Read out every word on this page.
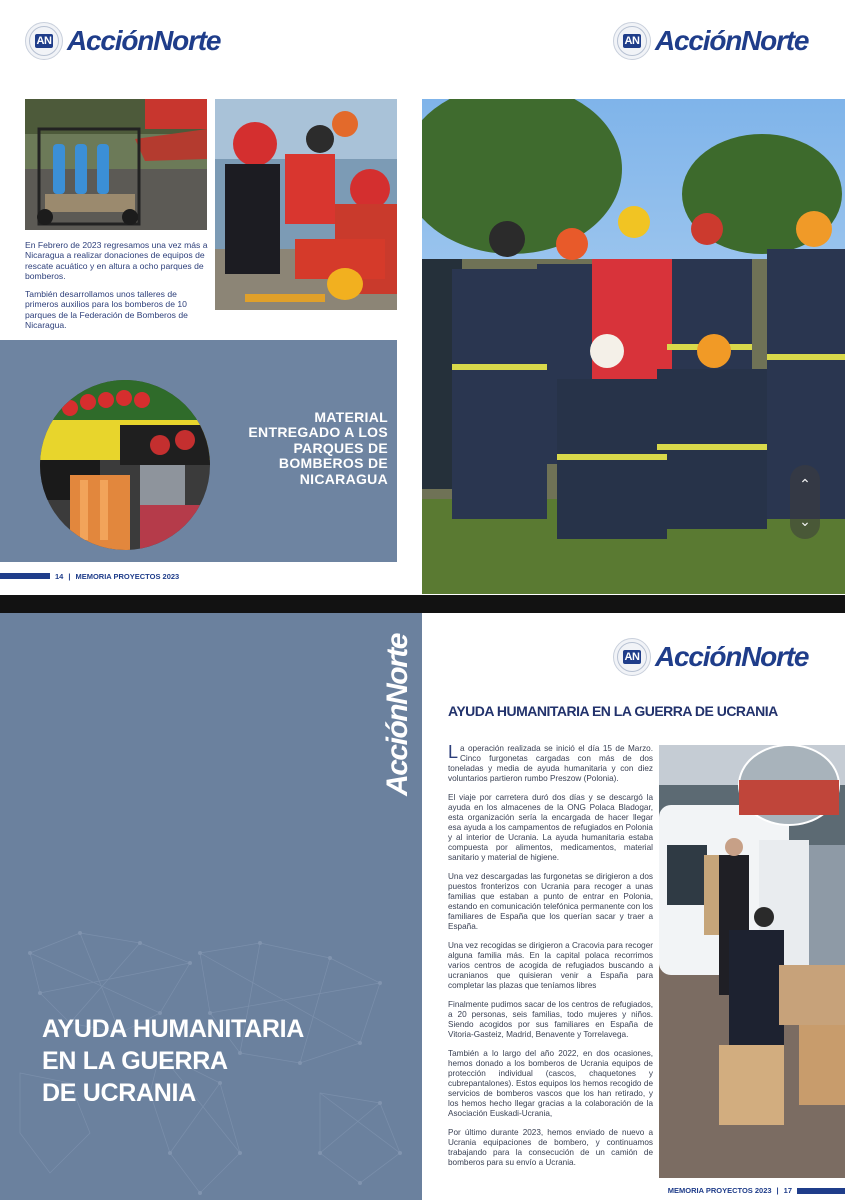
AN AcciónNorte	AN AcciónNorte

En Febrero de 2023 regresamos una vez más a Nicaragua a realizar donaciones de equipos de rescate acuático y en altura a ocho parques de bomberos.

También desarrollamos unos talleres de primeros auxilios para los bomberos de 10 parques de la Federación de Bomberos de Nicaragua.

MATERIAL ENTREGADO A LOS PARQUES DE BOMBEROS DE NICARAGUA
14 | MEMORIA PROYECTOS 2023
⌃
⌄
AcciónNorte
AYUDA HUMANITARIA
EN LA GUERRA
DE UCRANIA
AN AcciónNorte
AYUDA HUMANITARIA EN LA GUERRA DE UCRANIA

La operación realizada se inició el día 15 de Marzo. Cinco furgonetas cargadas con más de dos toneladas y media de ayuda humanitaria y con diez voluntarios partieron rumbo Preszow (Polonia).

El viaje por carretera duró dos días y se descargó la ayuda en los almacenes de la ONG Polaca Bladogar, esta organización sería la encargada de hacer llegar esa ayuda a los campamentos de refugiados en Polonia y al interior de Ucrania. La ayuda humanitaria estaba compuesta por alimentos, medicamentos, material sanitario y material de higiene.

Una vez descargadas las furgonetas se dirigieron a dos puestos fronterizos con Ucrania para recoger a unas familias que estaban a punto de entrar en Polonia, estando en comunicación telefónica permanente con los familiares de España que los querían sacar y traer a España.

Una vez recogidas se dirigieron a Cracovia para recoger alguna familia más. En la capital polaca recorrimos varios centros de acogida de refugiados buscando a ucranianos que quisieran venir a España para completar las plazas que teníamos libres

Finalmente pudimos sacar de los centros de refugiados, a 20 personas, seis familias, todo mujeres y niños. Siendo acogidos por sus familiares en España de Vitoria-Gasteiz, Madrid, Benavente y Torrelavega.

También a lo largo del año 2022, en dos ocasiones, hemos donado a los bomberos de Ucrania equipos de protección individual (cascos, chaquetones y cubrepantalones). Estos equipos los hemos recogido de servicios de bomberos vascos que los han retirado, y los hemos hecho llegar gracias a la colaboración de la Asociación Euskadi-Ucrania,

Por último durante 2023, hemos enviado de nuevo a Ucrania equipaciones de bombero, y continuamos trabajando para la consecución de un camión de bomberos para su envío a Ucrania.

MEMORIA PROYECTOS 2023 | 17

[TASK DETAILS]: Leave out the pictures, and give all the records again exactly.

[REPLY]:
Read out every word on this page.
AN AcciónNorte	AN AcciónNorte

En Febrero de 2023 regresamos una vez más a Nicaragua a realizar donaciones de equipos de rescate acuático y en altura a ocho parques de bomberos.

También desarrollamos unos talleres de primeros auxilios para los bomberos de 10 parques de la Federación de Bomberos de Nicaragua.

MATERIAL ENTREGADO A LOS PARQUES DE BOMBEROS DE NICARAGUA
14 | MEMORIA PROYECTOS 2023
⌃
⌄
AcciónNorte
AYUDA HUMANITARIA
EN LA GUERRA
DE UCRANIA
AN AcciónNorte
AYUDA HUMANITARIA EN LA GUERRA DE UCRANIA

La operación realizada se inició el día 15 de Marzo. Cinco furgonetas cargadas con más de dos toneladas y media de ayuda humanitaria y con diez voluntarios partieron rumbo Preszow (Polonia).

El viaje por carretera duró dos días y se descargó la ayuda en los almacenes de la ONG Polaca Bladogar, esta organización sería la encargada de hacer llegar esa ayuda a los campamentos de refugiados en Polonia y al interior de Ucrania. La ayuda humanitaria estaba compuesta por alimentos, medicamentos, material sanitario y material de higiene.

Una vez descargadas las furgonetas se dirigieron a dos puestos fronterizos con Ucrania para recoger a unas familias que estaban a punto de entrar en Polonia, estando en comunicación telefónica permanente con los familiares de España que los querían sacar y traer a España.

Una vez recogidas se dirigieron a Cracovia para recoger alguna familia más. En la capital polaca recorrimos varios centros de acogida de refugiados buscando a ucranianos que quisieran venir a España para completar las plazas que teníamos libres

Finalmente pudimos sacar de los centros de refugiados, a 20 personas, seis familias, todo mujeres y niños. Siendo acogidos por sus familiares en España de Vitoria-Gasteiz, Madrid, Benavente y Torrelavega.

También a lo largo del año 2022, en dos ocasiones, hemos donado a los bomberos de Ucrania equipos de protección individual (cascos, chaquetones y cubrepantalones). Estos equipos los hemos recogido de servicios de bomberos vascos que los han retirado, y los hemos hecho llegar gracias a la colaboración de la Asociación Euskadi-Ucrania,

Por último durante 2023, hemos enviado de nuevo a Ucrania equipaciones de bombero, y continuamos trabajando para la consecución de un camión de bomberos para su envío a Ucrania.

MEMORIA PROYECTOS 2023 | 17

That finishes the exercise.